_EXERCISE PROMPT_: Copy out each line of the material below with no changes.

-- Start --

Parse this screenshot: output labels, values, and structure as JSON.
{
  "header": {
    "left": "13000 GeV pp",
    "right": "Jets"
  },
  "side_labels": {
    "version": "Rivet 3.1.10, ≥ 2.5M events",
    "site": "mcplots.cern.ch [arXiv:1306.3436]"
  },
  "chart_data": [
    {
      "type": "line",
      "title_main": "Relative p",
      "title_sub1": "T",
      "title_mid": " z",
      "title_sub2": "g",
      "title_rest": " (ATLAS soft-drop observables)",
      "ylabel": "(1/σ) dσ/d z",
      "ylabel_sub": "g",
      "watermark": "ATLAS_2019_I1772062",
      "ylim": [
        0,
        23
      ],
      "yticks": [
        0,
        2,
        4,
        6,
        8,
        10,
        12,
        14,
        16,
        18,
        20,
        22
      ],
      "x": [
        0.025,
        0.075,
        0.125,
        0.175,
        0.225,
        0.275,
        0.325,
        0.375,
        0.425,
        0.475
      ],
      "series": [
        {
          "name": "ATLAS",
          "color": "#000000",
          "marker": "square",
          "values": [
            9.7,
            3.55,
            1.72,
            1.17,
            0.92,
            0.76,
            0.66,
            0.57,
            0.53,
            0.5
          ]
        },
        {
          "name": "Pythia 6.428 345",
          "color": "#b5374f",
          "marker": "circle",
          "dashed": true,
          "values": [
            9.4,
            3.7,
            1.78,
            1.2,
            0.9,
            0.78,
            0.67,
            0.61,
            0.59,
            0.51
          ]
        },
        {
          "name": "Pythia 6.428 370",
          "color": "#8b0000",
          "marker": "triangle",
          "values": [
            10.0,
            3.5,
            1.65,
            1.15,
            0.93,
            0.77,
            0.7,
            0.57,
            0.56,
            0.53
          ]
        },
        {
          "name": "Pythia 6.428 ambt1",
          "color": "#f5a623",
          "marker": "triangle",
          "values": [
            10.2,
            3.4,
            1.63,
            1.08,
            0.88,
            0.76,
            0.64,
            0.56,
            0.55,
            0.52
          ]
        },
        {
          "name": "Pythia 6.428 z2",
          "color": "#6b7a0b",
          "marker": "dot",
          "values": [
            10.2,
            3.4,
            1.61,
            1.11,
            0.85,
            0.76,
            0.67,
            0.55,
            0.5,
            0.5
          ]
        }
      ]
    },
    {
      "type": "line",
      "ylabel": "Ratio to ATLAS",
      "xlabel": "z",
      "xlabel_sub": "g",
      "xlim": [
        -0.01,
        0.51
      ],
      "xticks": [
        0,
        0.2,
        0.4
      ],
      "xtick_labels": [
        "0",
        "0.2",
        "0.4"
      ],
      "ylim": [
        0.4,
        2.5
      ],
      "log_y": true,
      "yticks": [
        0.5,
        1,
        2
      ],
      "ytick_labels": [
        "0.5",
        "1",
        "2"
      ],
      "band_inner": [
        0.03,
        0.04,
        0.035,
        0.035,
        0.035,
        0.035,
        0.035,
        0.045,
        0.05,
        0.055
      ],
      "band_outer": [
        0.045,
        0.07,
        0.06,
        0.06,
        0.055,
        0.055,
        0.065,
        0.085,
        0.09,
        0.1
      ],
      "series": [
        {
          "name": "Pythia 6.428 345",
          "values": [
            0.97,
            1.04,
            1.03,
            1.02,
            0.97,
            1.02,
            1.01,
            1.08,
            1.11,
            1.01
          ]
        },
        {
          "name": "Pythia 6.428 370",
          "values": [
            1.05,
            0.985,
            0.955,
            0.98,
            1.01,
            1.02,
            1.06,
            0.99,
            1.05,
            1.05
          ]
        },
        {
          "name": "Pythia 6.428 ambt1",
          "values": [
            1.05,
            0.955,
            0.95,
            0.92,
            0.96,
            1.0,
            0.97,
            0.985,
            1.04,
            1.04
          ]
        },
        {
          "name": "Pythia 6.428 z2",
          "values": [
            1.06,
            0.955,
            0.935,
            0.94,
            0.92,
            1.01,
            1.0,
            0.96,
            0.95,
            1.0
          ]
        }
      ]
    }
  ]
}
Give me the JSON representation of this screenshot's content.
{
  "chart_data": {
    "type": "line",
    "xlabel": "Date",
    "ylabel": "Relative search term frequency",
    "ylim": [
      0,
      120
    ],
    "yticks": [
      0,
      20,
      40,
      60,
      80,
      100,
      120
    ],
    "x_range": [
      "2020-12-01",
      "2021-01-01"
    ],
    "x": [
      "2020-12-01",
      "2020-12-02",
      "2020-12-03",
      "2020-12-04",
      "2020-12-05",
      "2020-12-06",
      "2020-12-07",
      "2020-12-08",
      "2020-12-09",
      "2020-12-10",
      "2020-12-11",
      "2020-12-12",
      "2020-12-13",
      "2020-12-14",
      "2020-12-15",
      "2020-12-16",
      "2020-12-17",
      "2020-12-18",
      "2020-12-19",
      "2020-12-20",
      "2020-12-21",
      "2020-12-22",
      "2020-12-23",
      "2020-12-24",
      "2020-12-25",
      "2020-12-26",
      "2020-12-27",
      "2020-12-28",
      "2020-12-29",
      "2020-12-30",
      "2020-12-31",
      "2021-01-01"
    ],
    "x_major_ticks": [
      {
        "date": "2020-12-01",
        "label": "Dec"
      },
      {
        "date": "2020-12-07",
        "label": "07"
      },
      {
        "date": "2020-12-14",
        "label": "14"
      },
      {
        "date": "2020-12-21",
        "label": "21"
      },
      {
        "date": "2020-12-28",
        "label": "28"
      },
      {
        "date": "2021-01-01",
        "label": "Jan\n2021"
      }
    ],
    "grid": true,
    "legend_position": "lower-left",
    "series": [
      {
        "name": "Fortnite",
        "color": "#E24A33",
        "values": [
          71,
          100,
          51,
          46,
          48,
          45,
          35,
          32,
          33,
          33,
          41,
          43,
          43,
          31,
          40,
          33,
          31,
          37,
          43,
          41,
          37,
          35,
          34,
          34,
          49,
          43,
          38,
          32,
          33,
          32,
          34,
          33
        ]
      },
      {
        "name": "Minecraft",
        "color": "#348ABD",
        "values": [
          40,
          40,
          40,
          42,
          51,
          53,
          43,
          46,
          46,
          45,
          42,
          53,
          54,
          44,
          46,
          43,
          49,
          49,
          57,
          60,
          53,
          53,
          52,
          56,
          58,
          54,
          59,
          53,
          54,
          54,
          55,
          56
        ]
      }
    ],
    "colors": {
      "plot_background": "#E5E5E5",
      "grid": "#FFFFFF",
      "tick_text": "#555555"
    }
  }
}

-- End --

_EXERCISE ANSWER_:
Parse this screenshot: output labels, values, and structure as JSON.
{
  "header": {
    "left": "13000 GeV pp",
    "right": "Jets"
  },
  "side_labels": {
    "version": "Rivet 3.1.10, ≥ 2.5M events",
    "site": "mcplots.cern.ch [arXiv:1306.3436]"
  },
  "chart_data": [
    {
      "type": "line",
      "title_main": "Relative p",
      "title_sub1": "T",
      "title_mid": " z",
      "title_sub2": "g",
      "title_rest": " (ATLAS soft-drop observables)",
      "ylabel": "(1/σ) dσ/d z",
      "ylabel_sub": "g",
      "watermark": "ATLAS_2019_I1772062",
      "ylim": [
        0,
        23
      ],
      "yticks": [
        0,
        2,
        4,
        6,
        8,
        10,
        12,
        14,
        16,
        18,
        20,
        22
      ],
      "x": [
        0.025,
        0.075,
        0.125,
        0.175,
        0.225,
        0.275,
        0.325,
        0.375,
        0.425,
        0.475
      ],
      "series": [
        {
          "name": "ATLAS",
          "color": "#000000",
          "marker": "square",
          "values": [
            9.7,
            3.55,
            1.72,
            1.17,
            0.92,
            0.76,
            0.66,
            0.57,
            0.53,
            0.5
          ]
        },
        {
          "name": "Pythia 6.428 345",
          "color": "#b5374f",
          "marker": "circle",
          "dashed": true,
          "values": [
            9.4,
            3.7,
            1.78,
            1.2,
            0.9,
            0.78,
            0.67,
            0.61,
            0.59,
            0.51
          ]
        },
        {
          "name": "Pythia 6.428 370",
          "color": "#8b0000",
          "marker": "triangle",
          "values": [
            10.0,
            3.5,
            1.65,
            1.15,
            0.93,
            0.77,
            0.7,
            0.57,
            0.56,
            0.53
          ]
        },
        {
          "name": "Pythia 6.428 ambt1",
          "color": "#f5a623",
          "marker": "triangle",
          "values": [
            10.2,
            3.4,
            1.63,
            1.08,
            0.88,
            0.76,
            0.64,
            0.56,
            0.55,
            0.52
          ]
        },
        {
          "name": "Pythia 6.428 z2",
          "color": "#6b7a0b",
          "marker": "dot",
          "values": [
            10.2,
            3.4,
            1.61,
            1.11,
            0.85,
            0.76,
            0.67,
            0.55,
            0.5,
            0.5
          ]
        }
      ]
    },
    {
      "type": "line",
      "ylabel": "Ratio to ATLAS",
      "xlabel": "z",
      "xlabel_sub": "g",
      "xlim": [
        -0.01,
        0.51
      ],
      "xticks": [
        0,
        0.2,
        0.4
      ],
      "xtick_labels": [
        "0",
        "0.2",
        "0.4"
      ],
      "ylim": [
        0.4,
        2.5
      ],
      "log_y": true,
      "yticks": [
        0.5,
        1,
        2
      ],
      "ytick_labels": [
        "0.5",
        "1",
        "2"
      ],
      "band_inner": [
        0.03,
        0.04,
        0.035,
        0.035,
        0.035,
        0.035,
        0.035,
        0.045,
        0.05,
        0.055
      ],
      "band_outer": [
        0.045,
        0.07,
        0.06,
        0.06,
        0.055,
        0.055,
        0.065,
        0.085,
        0.09,
        0.1
      ],
      "series": [
        {
          "name": "Pythia 6.428 345",
          "values": [
            0.97,
            1.04,
            1.03,
            1.02,
            0.97,
            1.02,
            1.01,
            1.08,
            1.11,
            1.01
          ]
        },
        {
          "name": "Pythia 6.428 370",
          "values": [
            1.05,
            0.985,
            0.955,
            0.98,
            1.01,
            1.02,
            1.06,
            0.99,
            1.05,
            1.05
          ]
        },
        {
          "name": "Pythia 6.428 ambt1",
          "values": [
            1.05,
            0.955,
            0.95,
            0.92,
            0.96,
            1.0,
            0.97,
            0.985,
            1.04,
            1.04
          ]
        },
        {
          "name": "Pythia 6.428 z2",
          "values": [
            1.06,
            0.955,
            0.935,
            0.94,
            0.92,
            1.01,
            1.0,
            0.96,
            0.95,
            1.0
          ]
        }
      ]
    }
  ]
}
Give me the JSON representation of this screenshot's content.
{
  "chart_data": {
    "type": "line",
    "xlabel": "Date",
    "ylabel": "Relative search term frequency",
    "ylim": [
      0,
      120
    ],
    "yticks": [
      0,
      20,
      40,
      60,
      80,
      100,
      120
    ],
    "x_range": [
      "2020-12-01",
      "2021-01-01"
    ],
    "x": [
      "2020-12-01",
      "2020-12-02",
      "2020-12-03",
      "2020-12-04",
      "2020-12-05",
      "2020-12-06",
      "2020-12-07",
      "2020-12-08",
      "2020-12-09",
      "2020-12-10",
      "2020-12-11",
      "2020-12-12",
      "2020-12-13",
      "2020-12-14",
      "2020-12-15",
      "2020-12-16",
      "2020-12-17",
      "2020-12-18",
      "2020-12-19",
      "2020-12-20",
      "2020-12-21",
      "2020-12-22",
      "2020-12-23",
      "2020-12-24",
      "2020-12-25",
      "2020-12-26",
      "2020-12-27",
      "2020-12-28",
      "2020-12-29",
      "2020-12-30",
      "2020-12-31",
      "2021-01-01"
    ],
    "x_major_ticks": [
      {
        "date": "2020-12-01",
        "label": "Dec"
      },
      {
        "date": "2020-12-07",
        "label": "07"
      },
      {
        "date": "2020-12-14",
        "label": "14"
      },
      {
        "date": "2020-12-21",
        "label": "21"
      },
      {
        "date": "2020-12-28",
        "label": "28"
      },
      {
        "date": "2021-01-01",
        "label": "Jan\n2021"
      }
    ],
    "grid": true,
    "legend_position": "lower-left",
    "series": [
      {
        "name": "Fortnite",
        "color": "#E24A33",
        "values": [
          71,
          100,
          51,
          46,
          48,
          45,
          35,
          32,
          33,
          33,
          41,
          43,
          43,
          31,
          40,
          33,
          31,
          37,
          43,
          41,
          37,
          35,
          34,
          34,
          49,
          43,
          38,
          32,
          33,
          32,
          34,
          33
        ]
      },
      {
        "name": "Minecraft",
        "color": "#348ABD",
        "values": [
          40,
          40,
          40,
          42,
          51,
          53,
          43,
          46,
          46,
          45,
          42,
          53,
          54,
          44,
          46,
          43,
          49,
          49,
          57,
          60,
          53,
          53,
          52,
          56,
          58,
          54,
          59,
          53,
          54,
          54,
          55,
          56
        ]
      }
    ],
    "colors": {
      "plot_background": "#E5E5E5",
      "grid": "#FFFFFF",
      "tick_text": "#555555"
    }
  }
}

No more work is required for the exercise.